Stated goal: Say how many lines contain the word "selected". Only the number should be given.

Stored data
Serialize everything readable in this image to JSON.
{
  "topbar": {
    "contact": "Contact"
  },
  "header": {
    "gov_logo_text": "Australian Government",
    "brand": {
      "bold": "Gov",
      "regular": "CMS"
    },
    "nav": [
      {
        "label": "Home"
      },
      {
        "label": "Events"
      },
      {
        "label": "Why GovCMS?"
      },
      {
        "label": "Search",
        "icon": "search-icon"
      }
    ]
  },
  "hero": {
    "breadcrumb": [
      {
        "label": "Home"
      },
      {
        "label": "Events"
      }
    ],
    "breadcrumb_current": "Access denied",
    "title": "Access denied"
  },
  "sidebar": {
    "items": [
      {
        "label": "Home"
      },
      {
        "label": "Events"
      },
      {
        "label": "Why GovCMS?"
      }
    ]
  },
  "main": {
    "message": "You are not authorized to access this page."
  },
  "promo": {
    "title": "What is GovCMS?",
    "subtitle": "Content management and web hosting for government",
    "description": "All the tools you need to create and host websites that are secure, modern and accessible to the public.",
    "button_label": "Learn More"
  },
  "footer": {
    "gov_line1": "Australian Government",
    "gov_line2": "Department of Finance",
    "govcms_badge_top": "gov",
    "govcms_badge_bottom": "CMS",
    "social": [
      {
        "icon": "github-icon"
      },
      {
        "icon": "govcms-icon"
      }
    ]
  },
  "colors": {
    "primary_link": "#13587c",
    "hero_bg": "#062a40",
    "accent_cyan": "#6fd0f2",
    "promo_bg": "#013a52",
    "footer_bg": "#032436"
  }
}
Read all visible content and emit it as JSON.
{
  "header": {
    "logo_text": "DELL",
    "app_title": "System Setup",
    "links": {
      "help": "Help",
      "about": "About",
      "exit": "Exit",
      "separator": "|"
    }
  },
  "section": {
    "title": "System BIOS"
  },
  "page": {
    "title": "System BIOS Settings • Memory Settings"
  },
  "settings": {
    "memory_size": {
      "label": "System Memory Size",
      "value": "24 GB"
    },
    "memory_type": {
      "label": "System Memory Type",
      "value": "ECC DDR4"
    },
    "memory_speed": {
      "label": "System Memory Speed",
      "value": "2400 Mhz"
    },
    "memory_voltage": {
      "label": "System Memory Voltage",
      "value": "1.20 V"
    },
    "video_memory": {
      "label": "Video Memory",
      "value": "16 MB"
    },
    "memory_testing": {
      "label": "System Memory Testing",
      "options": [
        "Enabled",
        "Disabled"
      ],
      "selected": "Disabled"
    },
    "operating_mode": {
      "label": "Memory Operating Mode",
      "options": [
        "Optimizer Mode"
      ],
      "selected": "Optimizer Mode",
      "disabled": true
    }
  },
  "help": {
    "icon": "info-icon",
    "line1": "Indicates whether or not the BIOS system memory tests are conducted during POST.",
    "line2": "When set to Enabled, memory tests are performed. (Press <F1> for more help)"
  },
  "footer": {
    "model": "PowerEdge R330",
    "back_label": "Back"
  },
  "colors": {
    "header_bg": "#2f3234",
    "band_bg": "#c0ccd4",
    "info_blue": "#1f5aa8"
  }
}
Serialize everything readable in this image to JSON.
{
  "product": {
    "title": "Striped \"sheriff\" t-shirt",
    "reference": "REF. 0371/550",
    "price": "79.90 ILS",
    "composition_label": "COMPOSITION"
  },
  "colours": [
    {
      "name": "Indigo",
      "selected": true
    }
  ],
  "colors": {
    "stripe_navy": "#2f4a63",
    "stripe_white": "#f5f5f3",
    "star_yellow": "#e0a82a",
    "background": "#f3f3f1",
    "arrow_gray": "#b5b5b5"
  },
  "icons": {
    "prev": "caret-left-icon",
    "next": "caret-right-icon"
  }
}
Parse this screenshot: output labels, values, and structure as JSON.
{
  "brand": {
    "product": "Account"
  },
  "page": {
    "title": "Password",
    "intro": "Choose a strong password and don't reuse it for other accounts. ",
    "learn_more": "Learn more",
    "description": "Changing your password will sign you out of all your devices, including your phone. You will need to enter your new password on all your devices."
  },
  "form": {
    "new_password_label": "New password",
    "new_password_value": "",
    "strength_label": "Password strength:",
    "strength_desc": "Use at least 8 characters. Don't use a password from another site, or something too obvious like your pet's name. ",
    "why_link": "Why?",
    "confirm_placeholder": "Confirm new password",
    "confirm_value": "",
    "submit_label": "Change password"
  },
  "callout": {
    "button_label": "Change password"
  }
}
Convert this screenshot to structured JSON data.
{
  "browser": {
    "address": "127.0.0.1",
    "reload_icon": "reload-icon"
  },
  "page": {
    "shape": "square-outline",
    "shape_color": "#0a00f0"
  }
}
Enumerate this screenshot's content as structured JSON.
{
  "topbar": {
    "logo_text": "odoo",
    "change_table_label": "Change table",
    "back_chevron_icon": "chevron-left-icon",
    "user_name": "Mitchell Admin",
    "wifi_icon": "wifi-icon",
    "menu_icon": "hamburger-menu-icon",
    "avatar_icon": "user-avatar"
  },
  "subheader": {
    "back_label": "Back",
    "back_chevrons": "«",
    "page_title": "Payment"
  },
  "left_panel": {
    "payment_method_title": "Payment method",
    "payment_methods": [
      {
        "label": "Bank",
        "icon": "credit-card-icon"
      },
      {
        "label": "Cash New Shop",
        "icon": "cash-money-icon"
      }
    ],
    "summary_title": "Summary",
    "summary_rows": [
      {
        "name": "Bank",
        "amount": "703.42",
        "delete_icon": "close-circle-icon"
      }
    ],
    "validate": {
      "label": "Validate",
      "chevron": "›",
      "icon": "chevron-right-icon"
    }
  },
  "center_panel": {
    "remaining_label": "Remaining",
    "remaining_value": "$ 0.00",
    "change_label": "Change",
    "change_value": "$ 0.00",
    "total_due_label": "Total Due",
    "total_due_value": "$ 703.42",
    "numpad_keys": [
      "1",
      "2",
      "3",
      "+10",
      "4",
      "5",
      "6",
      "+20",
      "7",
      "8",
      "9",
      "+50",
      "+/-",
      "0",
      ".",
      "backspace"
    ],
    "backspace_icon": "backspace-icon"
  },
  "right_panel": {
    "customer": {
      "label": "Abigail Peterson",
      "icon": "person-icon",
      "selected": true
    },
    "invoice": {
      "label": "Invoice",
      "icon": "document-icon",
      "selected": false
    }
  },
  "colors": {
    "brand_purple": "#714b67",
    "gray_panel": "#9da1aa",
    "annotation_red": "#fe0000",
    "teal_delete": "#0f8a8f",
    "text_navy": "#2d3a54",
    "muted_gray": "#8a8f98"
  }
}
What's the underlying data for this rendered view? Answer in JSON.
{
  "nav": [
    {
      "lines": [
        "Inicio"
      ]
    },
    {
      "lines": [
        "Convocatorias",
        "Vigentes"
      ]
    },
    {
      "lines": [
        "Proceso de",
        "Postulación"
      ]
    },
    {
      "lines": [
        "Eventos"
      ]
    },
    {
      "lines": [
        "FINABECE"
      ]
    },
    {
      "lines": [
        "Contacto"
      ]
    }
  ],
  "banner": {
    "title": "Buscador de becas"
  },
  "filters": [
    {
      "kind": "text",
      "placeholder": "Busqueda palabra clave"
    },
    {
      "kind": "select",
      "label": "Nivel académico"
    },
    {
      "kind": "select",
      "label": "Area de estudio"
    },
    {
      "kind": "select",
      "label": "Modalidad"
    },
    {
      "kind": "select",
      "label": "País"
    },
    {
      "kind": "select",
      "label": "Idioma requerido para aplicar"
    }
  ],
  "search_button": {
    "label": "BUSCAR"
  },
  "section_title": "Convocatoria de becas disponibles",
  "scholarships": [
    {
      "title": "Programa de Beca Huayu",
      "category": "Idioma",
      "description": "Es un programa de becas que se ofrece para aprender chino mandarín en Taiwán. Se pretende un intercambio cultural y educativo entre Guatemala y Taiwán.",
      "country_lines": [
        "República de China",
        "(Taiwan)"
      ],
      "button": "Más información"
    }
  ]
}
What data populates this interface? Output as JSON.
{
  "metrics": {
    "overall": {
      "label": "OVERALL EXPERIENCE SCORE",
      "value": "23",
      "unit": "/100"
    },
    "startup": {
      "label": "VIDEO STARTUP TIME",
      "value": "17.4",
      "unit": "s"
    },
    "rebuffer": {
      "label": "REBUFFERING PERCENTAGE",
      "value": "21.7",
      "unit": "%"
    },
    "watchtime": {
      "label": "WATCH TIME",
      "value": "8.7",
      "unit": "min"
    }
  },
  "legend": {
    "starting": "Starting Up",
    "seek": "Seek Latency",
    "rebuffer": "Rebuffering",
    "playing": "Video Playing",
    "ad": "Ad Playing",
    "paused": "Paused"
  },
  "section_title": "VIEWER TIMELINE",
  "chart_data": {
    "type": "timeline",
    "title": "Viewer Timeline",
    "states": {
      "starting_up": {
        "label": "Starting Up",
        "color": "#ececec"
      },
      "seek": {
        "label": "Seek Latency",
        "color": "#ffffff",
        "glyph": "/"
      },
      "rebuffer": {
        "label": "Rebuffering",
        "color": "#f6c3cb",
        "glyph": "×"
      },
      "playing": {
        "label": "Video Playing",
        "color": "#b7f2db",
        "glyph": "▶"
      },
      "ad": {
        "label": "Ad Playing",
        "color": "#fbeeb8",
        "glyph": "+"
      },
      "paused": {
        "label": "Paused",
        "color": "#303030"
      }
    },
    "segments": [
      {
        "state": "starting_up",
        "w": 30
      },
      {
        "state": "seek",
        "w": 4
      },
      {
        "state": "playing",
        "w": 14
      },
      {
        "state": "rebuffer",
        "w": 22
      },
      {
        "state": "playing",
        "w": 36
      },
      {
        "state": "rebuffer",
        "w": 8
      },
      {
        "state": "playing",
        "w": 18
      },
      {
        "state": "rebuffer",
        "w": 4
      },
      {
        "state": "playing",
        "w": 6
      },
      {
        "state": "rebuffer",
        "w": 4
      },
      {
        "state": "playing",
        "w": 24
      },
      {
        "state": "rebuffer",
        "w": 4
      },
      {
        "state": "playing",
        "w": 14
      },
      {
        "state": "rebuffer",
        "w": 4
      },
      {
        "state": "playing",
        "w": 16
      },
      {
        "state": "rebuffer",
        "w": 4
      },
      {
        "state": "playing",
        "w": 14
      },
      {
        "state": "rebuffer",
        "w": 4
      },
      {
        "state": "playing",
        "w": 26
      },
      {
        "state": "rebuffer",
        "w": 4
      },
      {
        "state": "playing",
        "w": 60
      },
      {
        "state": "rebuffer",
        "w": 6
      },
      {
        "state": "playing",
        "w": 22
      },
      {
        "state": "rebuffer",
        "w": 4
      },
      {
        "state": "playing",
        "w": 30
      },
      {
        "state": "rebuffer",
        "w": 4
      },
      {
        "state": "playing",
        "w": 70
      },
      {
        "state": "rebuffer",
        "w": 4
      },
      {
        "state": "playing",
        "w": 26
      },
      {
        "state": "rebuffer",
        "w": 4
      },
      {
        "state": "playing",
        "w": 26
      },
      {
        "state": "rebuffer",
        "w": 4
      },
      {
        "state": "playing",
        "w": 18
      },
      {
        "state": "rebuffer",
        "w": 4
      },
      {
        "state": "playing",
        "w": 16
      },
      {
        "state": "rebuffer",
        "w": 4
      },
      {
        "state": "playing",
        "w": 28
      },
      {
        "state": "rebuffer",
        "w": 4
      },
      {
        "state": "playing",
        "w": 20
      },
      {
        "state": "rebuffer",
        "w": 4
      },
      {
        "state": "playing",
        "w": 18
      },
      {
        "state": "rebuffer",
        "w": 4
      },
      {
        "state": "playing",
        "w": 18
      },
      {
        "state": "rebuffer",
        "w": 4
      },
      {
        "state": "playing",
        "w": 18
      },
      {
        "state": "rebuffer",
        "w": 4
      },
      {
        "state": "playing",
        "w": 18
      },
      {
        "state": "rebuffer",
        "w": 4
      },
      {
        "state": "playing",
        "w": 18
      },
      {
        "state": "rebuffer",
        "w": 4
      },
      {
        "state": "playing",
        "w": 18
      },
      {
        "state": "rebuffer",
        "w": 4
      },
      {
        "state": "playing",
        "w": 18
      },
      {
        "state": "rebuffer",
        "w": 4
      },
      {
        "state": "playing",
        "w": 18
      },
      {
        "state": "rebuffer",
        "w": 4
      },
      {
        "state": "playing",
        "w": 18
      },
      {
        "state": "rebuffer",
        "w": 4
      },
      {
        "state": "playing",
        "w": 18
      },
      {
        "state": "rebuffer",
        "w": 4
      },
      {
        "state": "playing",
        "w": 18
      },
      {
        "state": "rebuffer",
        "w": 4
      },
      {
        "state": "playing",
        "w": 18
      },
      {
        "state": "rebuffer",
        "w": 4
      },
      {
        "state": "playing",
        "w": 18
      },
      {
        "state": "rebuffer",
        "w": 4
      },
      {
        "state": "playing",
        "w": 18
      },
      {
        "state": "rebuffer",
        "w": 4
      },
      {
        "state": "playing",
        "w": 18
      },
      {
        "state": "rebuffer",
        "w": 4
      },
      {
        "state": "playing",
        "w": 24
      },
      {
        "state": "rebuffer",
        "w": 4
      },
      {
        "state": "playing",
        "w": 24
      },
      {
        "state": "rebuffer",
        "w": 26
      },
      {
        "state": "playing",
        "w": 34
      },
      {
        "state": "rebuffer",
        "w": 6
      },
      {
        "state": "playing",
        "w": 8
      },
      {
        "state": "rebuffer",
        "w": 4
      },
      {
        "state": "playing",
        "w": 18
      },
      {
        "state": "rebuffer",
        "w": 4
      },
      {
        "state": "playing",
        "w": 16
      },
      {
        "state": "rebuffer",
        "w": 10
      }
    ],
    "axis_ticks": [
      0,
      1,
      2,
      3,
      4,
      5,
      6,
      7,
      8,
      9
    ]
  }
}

Task response: 5